++++ DATA EXCERPTS ++++

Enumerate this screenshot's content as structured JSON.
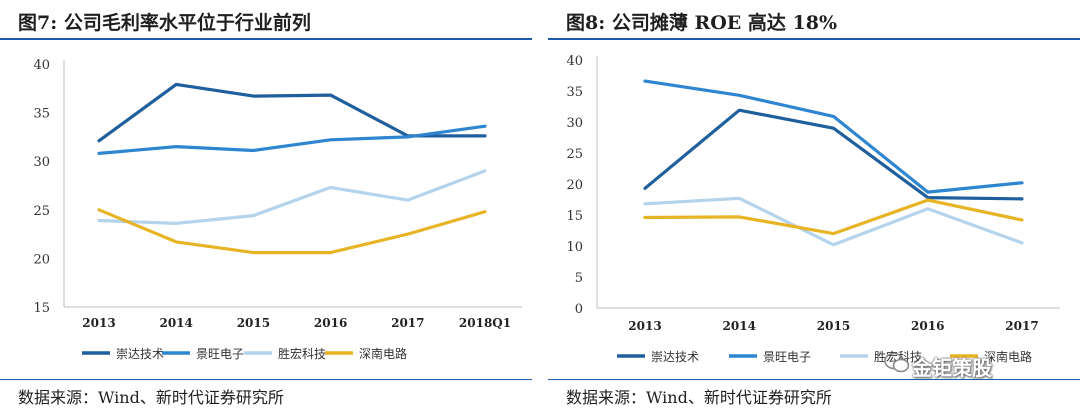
{
  "watermark": "金钜策股",
  "chart_data": [
    {
      "type": "line",
      "title": "图7:   公司毛利率水平位于行业前列",
      "source": "数据来源：Wind、新时代证券研究所",
      "categories": [
        "2013",
        "2014",
        "2015",
        "2016",
        "2017",
        "2018Q1"
      ],
      "ylim": [
        15,
        40
      ],
      "yticks": [
        15,
        20,
        25,
        30,
        35,
        40
      ],
      "grid": false,
      "legend": "bottom",
      "series": [
        {
          "name": "崇达技术",
          "color": "#1f5f9e",
          "values": [
            32.1,
            37.9,
            36.7,
            36.8,
            32.6,
            32.6
          ]
        },
        {
          "name": "景旺电子",
          "color": "#2e86d1",
          "values": [
            30.8,
            31.5,
            31.1,
            32.2,
            32.5,
            33.6
          ]
        },
        {
          "name": "胜宏科技",
          "color": "#b3d4ec",
          "values": [
            23.9,
            23.6,
            24.4,
            27.3,
            26.0,
            29.0
          ]
        },
        {
          "name": "深南电路",
          "color": "#e6b425",
          "values": [
            25.0,
            21.7,
            20.6,
            20.6,
            22.5,
            24.8
          ]
        }
      ]
    },
    {
      "type": "line",
      "title": "图8:   公司摊薄 ROE 高达 18%",
      "source": "数据来源：Wind、新时代证券研究所",
      "categories": [
        "2013",
        "2014",
        "2015",
        "2016",
        "2017"
      ],
      "ylim": [
        0,
        40
      ],
      "yticks": [
        0,
        5,
        10,
        15,
        20,
        25,
        30,
        35,
        40
      ],
      "grid": false,
      "legend": "bottom",
      "series": [
        {
          "name": "崇达技术",
          "color": "#1f5f9e",
          "values": [
            19.3,
            31.9,
            29.0,
            17.8,
            17.6
          ]
        },
        {
          "name": "景旺电子",
          "color": "#2e86d1",
          "values": [
            36.6,
            34.3,
            30.9,
            18.7,
            20.2
          ]
        },
        {
          "name": "胜宏科技",
          "color": "#b3d4ec",
          "values": [
            16.8,
            17.7,
            10.2,
            16.0,
            10.5
          ]
        },
        {
          "name": "深南电路",
          "color": "#e6b425",
          "values": [
            14.6,
            14.7,
            12.0,
            17.4,
            14.2
          ]
        }
      ]
    }
  ]
}
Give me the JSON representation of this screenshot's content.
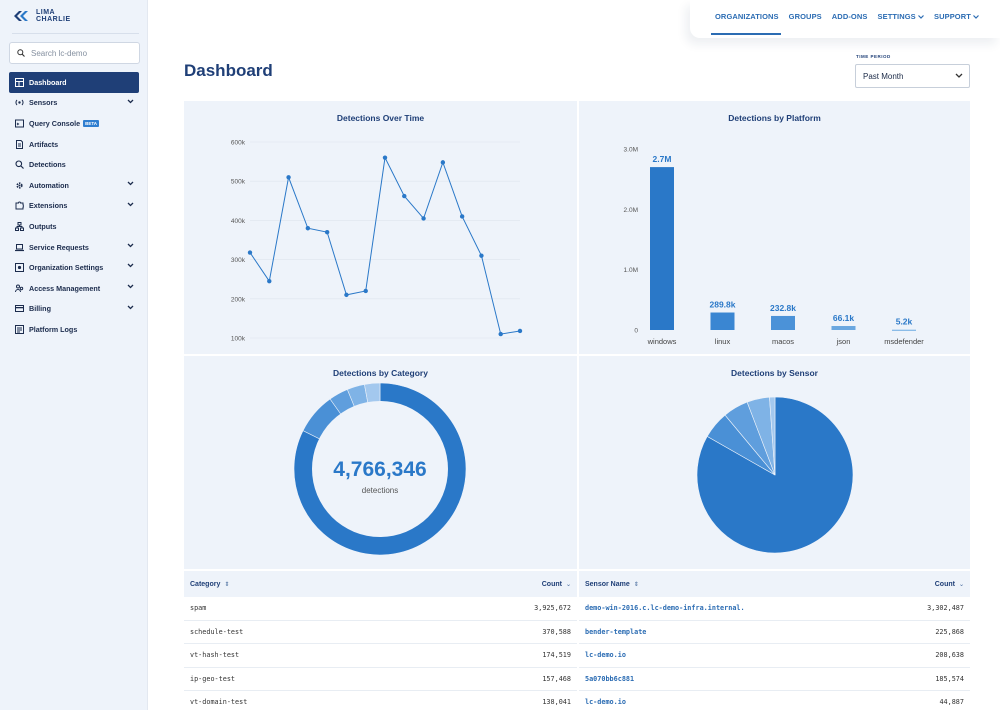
{
  "brand": {
    "line1": "LIMA",
    "line2": "CHARLIE"
  },
  "search": {
    "placeholder": "Search lc-demo"
  },
  "sidebar": {
    "items": [
      {
        "label": "Dashboard",
        "icon": "dashboard-icon",
        "active": true,
        "expandable": false
      },
      {
        "label": "Sensors",
        "icon": "sensor-icon",
        "active": false,
        "expandable": true
      },
      {
        "label": "Query Console",
        "icon": "console-icon",
        "active": false,
        "expandable": false,
        "badge": "BETA"
      },
      {
        "label": "Artifacts",
        "icon": "file-icon",
        "active": false,
        "expandable": false
      },
      {
        "label": "Detections",
        "icon": "search-icon",
        "active": false,
        "expandable": false
      },
      {
        "label": "Automation",
        "icon": "gear-icon",
        "active": false,
        "expandable": true
      },
      {
        "label": "Extensions",
        "icon": "puzzle-icon",
        "active": false,
        "expandable": true
      },
      {
        "label": "Outputs",
        "icon": "network-icon",
        "active": false,
        "expandable": false
      },
      {
        "label": "Service Requests",
        "icon": "laptop-icon",
        "active": false,
        "expandable": true
      },
      {
        "label": "Organization Settings",
        "icon": "settings-icon",
        "active": false,
        "expandable": true
      },
      {
        "label": "Access Management",
        "icon": "users-icon",
        "active": false,
        "expandable": true
      },
      {
        "label": "Billing",
        "icon": "card-icon",
        "active": false,
        "expandable": true
      },
      {
        "label": "Platform Logs",
        "icon": "logs-icon",
        "active": false,
        "expandable": false
      }
    ]
  },
  "topnav": {
    "organizations": "ORGANIZATIONS",
    "groups": "GROUPS",
    "addons": "ADD-ONS",
    "settings": "SETTINGS",
    "support": "SUPPORT"
  },
  "header": {
    "title": "Dashboard",
    "time_period_label": "TIME PERIOD",
    "time_period_value": "Past Month"
  },
  "panels": {
    "over_time": "Detections Over Time",
    "by_platform": "Detections by Platform",
    "by_category": "Detections by Category",
    "by_sensor": "Detections by Sensor"
  },
  "donut": {
    "total": "4,766,346",
    "caption": "detections"
  },
  "colors": {
    "primary": "#2a78c8",
    "navy": "#1f3f77",
    "panel": "#eef3fa"
  },
  "chart_data": [
    {
      "type": "line",
      "title": "Detections Over Time",
      "ylim": [
        100000,
        600000
      ],
      "yticks": [
        "100k",
        "200k",
        "300k",
        "400k",
        "500k",
        "600k"
      ],
      "values": [
        318000,
        245000,
        510000,
        380000,
        370000,
        210000,
        220000,
        560000,
        462000,
        405000,
        548000,
        410000,
        310000,
        110000,
        118000
      ]
    },
    {
      "type": "bar",
      "title": "Detections by Platform",
      "ylim": [
        0,
        3000000
      ],
      "yticks": [
        "0",
        "1.0M",
        "2.0M",
        "3.0M"
      ],
      "categories": [
        "windows",
        "linux",
        "macos",
        "json",
        "msdefender"
      ],
      "values": [
        2700000,
        289800,
        232800,
        66100,
        5200
      ],
      "labels": [
        "2.7M",
        "289.8k",
        "232.8k",
        "66.1k",
        "5.2k"
      ]
    },
    {
      "type": "pie",
      "title": "Detections by Category",
      "donut": true,
      "values": [
        3925672,
        370588,
        174519,
        157468,
        138041
      ]
    },
    {
      "type": "pie",
      "title": "Detections by Sensor",
      "donut": false,
      "values": [
        3302487,
        225868,
        208638,
        185574,
        44887
      ]
    }
  ],
  "category_table": {
    "headers": {
      "name": "Category",
      "count": "Count"
    },
    "rows": [
      {
        "name": "spam",
        "count": "3,925,672"
      },
      {
        "name": "schedule-test",
        "count": "370,588"
      },
      {
        "name": "vt-hash-test",
        "count": "174,519"
      },
      {
        "name": "ip-geo-test",
        "count": "157,468"
      },
      {
        "name": "vt-domain-test",
        "count": "138,041"
      }
    ]
  },
  "sensor_table": {
    "headers": {
      "name": "Sensor Name",
      "count": "Count"
    },
    "rows": [
      {
        "name": "demo-win-2016.c.lc-demo-infra.internal.",
        "count": "3,302,487"
      },
      {
        "name": "bender-template",
        "count": "225,868"
      },
      {
        "name": "lc-demo.io",
        "count": "208,638"
      },
      {
        "name": "5a070bb6c881",
        "count": "185,574"
      },
      {
        "name": "lc-demo.io",
        "count": "44,887"
      }
    ]
  }
}
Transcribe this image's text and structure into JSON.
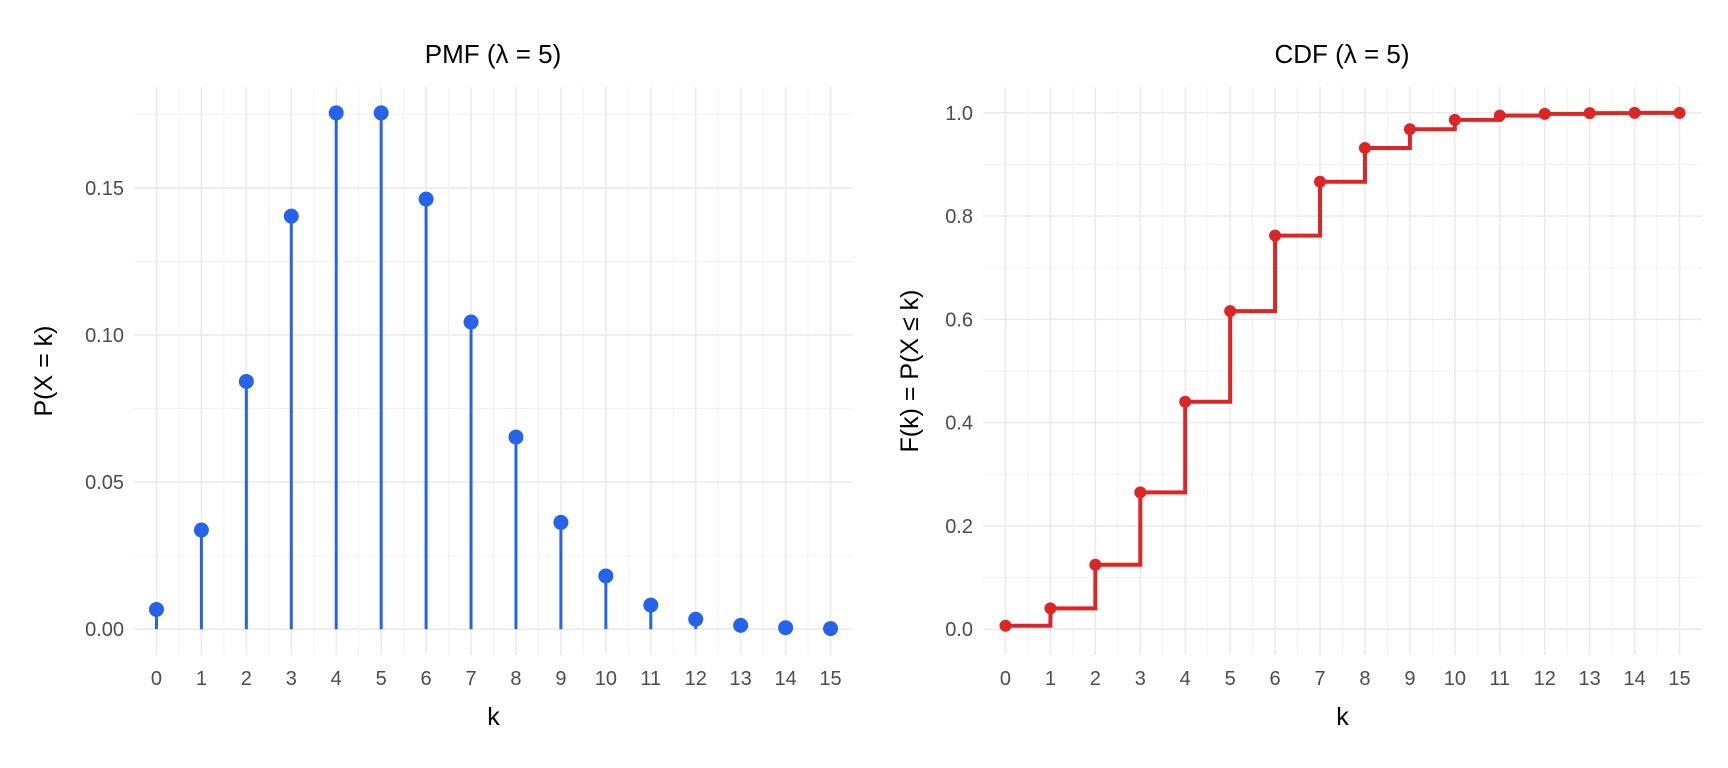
{
  "chart_data": [
    {
      "type": "line",
      "subtype": "lollipop",
      "title": "PMF  (λ = 5)",
      "xlabel": "k",
      "ylabel": "P(X = k)",
      "color": "#2563eb",
      "x": [
        0,
        1,
        2,
        3,
        4,
        5,
        6,
        7,
        8,
        9,
        10,
        11,
        12,
        13,
        14,
        15
      ],
      "xticks": [
        "0",
        "1",
        "2",
        "3",
        "4",
        "5",
        "6",
        "7",
        "8",
        "9",
        "10",
        "11",
        "12",
        "13",
        "14",
        "15"
      ],
      "values": [
        0.0067,
        0.0337,
        0.0842,
        0.1404,
        0.1755,
        0.1755,
        0.1462,
        0.1044,
        0.0653,
        0.0363,
        0.0181,
        0.0082,
        0.0034,
        0.0013,
        0.0005,
        0.0002
      ],
      "yticks": [
        "0.00",
        "0.05",
        "0.10",
        "0.15"
      ],
      "ytick_values": [
        0,
        0.05,
        0.1,
        0.15
      ],
      "xlim": [
        -0.5,
        15.5
      ],
      "ylim": [
        -0.00877,
        0.1843
      ],
      "grid": true
    },
    {
      "type": "line",
      "subtype": "step",
      "title": "CDF  (λ = 5)",
      "xlabel": "k",
      "ylabel": "F(k) = P(X ≤ k)",
      "color": "#dc2626",
      "x": [
        0,
        1,
        2,
        3,
        4,
        5,
        6,
        7,
        8,
        9,
        10,
        11,
        12,
        13,
        14,
        15
      ],
      "xticks": [
        "0",
        "1",
        "2",
        "3",
        "4",
        "5",
        "6",
        "7",
        "8",
        "9",
        "10",
        "11",
        "12",
        "13",
        "14",
        "15"
      ],
      "values": [
        0.0067,
        0.0404,
        0.1247,
        0.265,
        0.4405,
        0.616,
        0.7622,
        0.8666,
        0.9319,
        0.9682,
        0.9863,
        0.9945,
        0.998,
        0.9993,
        0.9998,
        0.9999
      ],
      "yticks": [
        "0.0",
        "0.2",
        "0.4",
        "0.6",
        "0.8",
        "1.0"
      ],
      "ytick_values": [
        0,
        0.2,
        0.4,
        0.6,
        0.8,
        1.0
      ],
      "xlim": [
        -0.5,
        15.5
      ],
      "ylim": [
        -0.05,
        1.05
      ],
      "grid": true
    }
  ]
}
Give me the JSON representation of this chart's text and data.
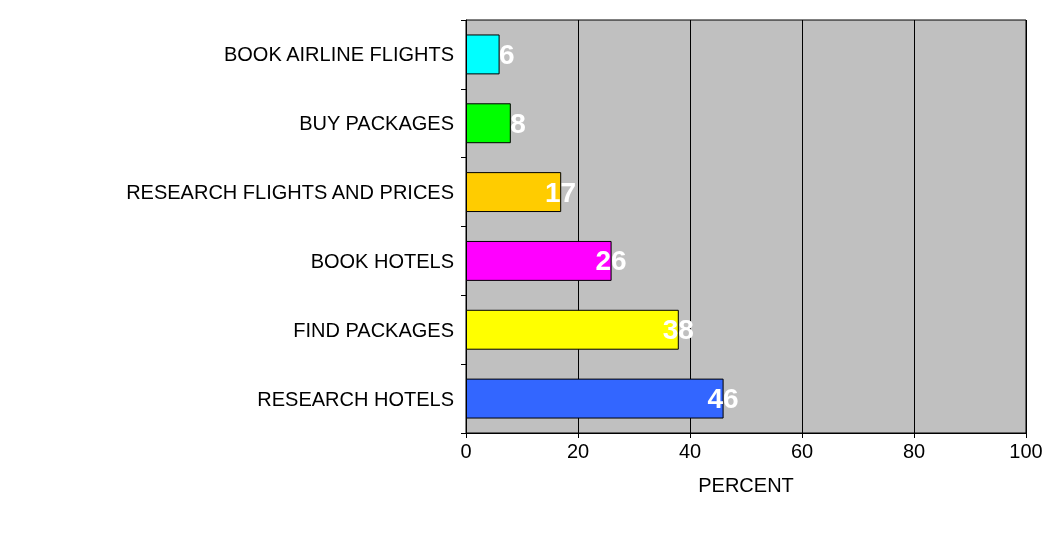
{
  "chart_data": {
    "type": "bar",
    "orientation": "horizontal",
    "xlabel": "PERCENT",
    "categories": [
      "BOOK AIRLINE FLIGHTS",
      "BUY PACKAGES",
      "RESEARCH FLIGHTS AND PRICES",
      "BOOK HOTELS",
      "FIND PACKAGES",
      "RESEARCH HOTELS"
    ],
    "values": [
      6,
      8,
      17,
      26,
      38,
      46
    ],
    "colors": [
      "#00ffff",
      "#00ff00",
      "#ffcc00",
      "#ff00ff",
      "#ffff00",
      "#3366ff"
    ],
    "xlim": [
      0,
      100
    ],
    "xticks": [
      0,
      20,
      40,
      60,
      80,
      100
    ],
    "grid": "x",
    "data_labels": true
  }
}
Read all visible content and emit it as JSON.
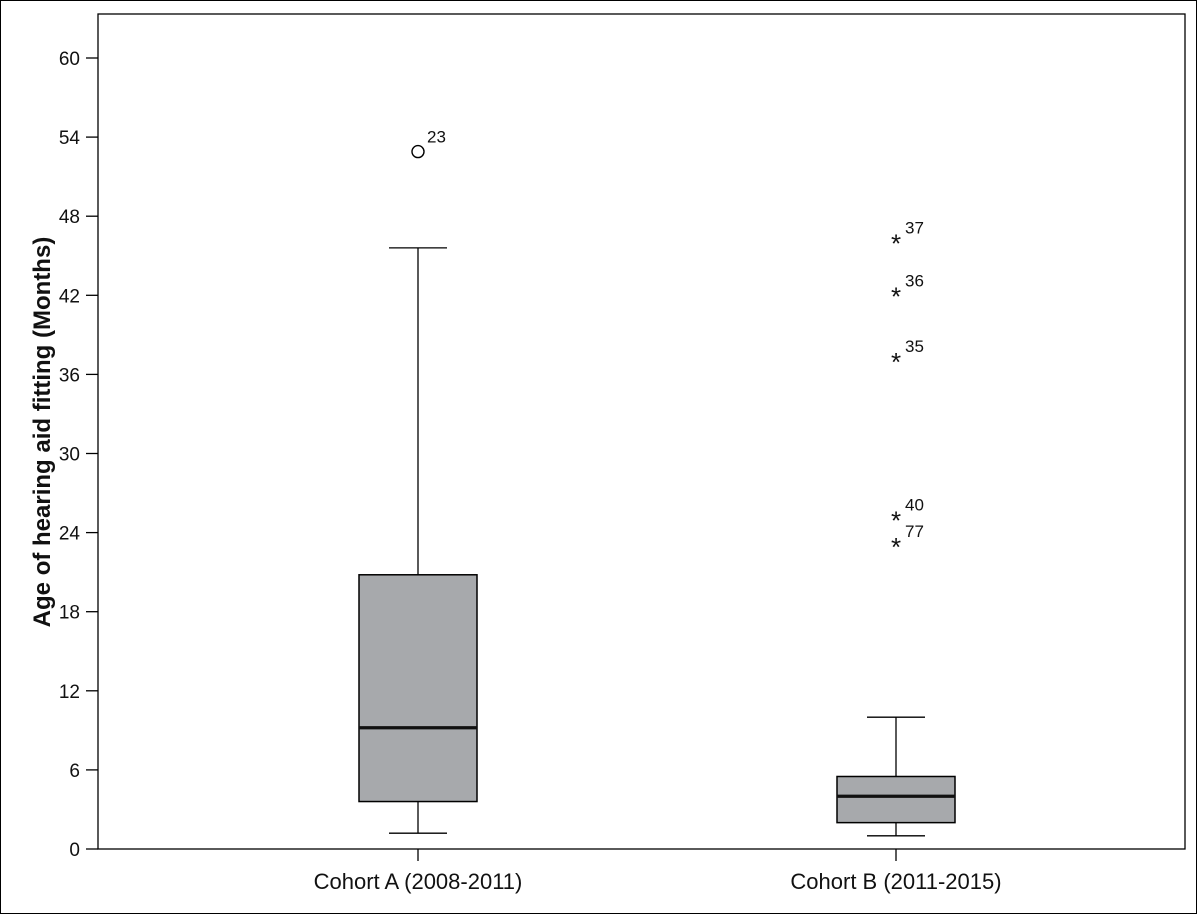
{
  "chart_data": {
    "type": "boxplot",
    "title": "",
    "xlabel": "",
    "ylabel": "Age of hearing aid fitting (Months)",
    "ylim": [
      0,
      60
    ],
    "yticks": [
      0,
      6,
      12,
      18,
      24,
      30,
      36,
      42,
      48,
      54,
      60
    ],
    "grid": false,
    "categories": [
      "Cohort A (2008-2011)",
      "Cohort B (2011-2015)"
    ],
    "boxes": [
      {
        "category": "Cohort A (2008-2011)",
        "whisker_low": 1.2,
        "q1": 3.6,
        "median": 9.2,
        "q3": 20.8,
        "whisker_high": 45.6,
        "color": "#a7a9ac",
        "outliers": [
          {
            "value": 52.9,
            "label": "23",
            "marker": "circle"
          }
        ]
      },
      {
        "category": "Cohort B (2011-2015)",
        "whisker_low": 1.0,
        "q1": 2.0,
        "median": 4.0,
        "q3": 5.5,
        "whisker_high": 10.0,
        "color": "#a7a9ac",
        "outliers": [
          {
            "value": 46.0,
            "label": "37",
            "marker": "star"
          },
          {
            "value": 42.0,
            "label": "36",
            "marker": "star"
          },
          {
            "value": 37.0,
            "label": "35",
            "marker": "star"
          },
          {
            "value": 25.0,
            "label": "40",
            "marker": "star"
          },
          {
            "value": 23.0,
            "label": "77",
            "marker": "star"
          }
        ]
      }
    ]
  }
}
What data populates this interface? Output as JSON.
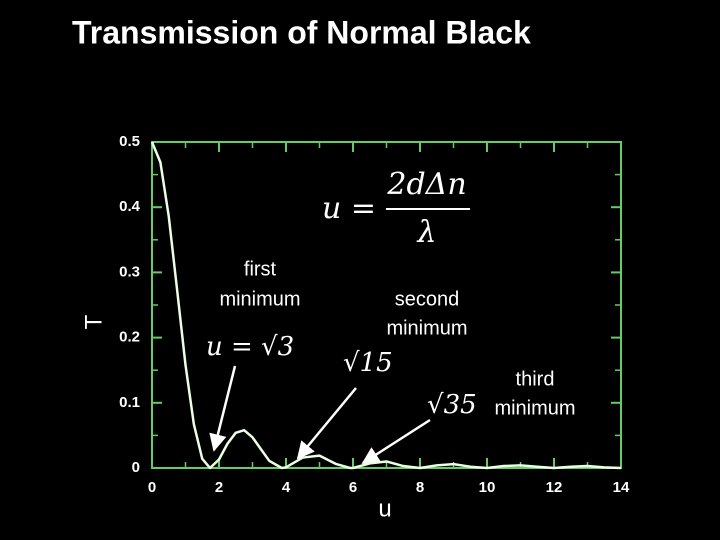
{
  "chart_data": {
    "type": "line",
    "title": "Transmission of Normal Black",
    "x_label": "u",
    "y_label": "T",
    "annotations": [
      "first",
      "minimum",
      "second",
      "minimum",
      "third",
      "minimum",
      "u = √3",
      "√15",
      "√35",
      "u =",
      "2dΔn",
      "λ"
    ],
    "x": [
      0,
      0.25,
      0.5,
      0.75,
      1,
      1.25,
      1.5,
      1.732,
      2,
      2.25,
      2.5,
      2.75,
      3,
      3.25,
      3.5,
      3.873,
      4,
      4.5,
      5,
      5.5,
      5.916,
      6,
      6.5,
      7,
      7.5,
      8,
      8.5,
      9,
      9.5,
      10,
      10.5,
      11,
      11.5,
      12,
      12.5,
      13,
      13.5,
      14
    ],
    "series": [
      {
        "name": "T",
        "color": "#eaffe4",
        "values": [
          0.5,
          0.469,
          0.386,
          0.273,
          0.158,
          0.067,
          0.014,
          0,
          0.013,
          0.037,
          0.054,
          0.058,
          0.047,
          0.029,
          0.011,
          0,
          0.001,
          0.016,
          0.019,
          0.006,
          0,
          0,
          0.007,
          0.01,
          0.003,
          0,
          0.004,
          0.006,
          0.002,
          0,
          0.003,
          0.004,
          0.002,
          0,
          0.002,
          0.003,
          0.001,
          0
        ]
      }
    ],
    "xlim": [
      0,
      14
    ],
    "ylim": [
      0,
      0.5
    ],
    "xticks": [
      0,
      2,
      4,
      6,
      8,
      10,
      12,
      14
    ],
    "yticks": [
      0,
      0.1,
      0.2,
      0.3,
      0.4,
      0.5
    ],
    "frame_color": "#66cc66"
  }
}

++++

▶ _TO BE DONE_: Count the lines that hold the string "RESEARCH", and reply with that number alone.

▶ _OUTPUT_: 2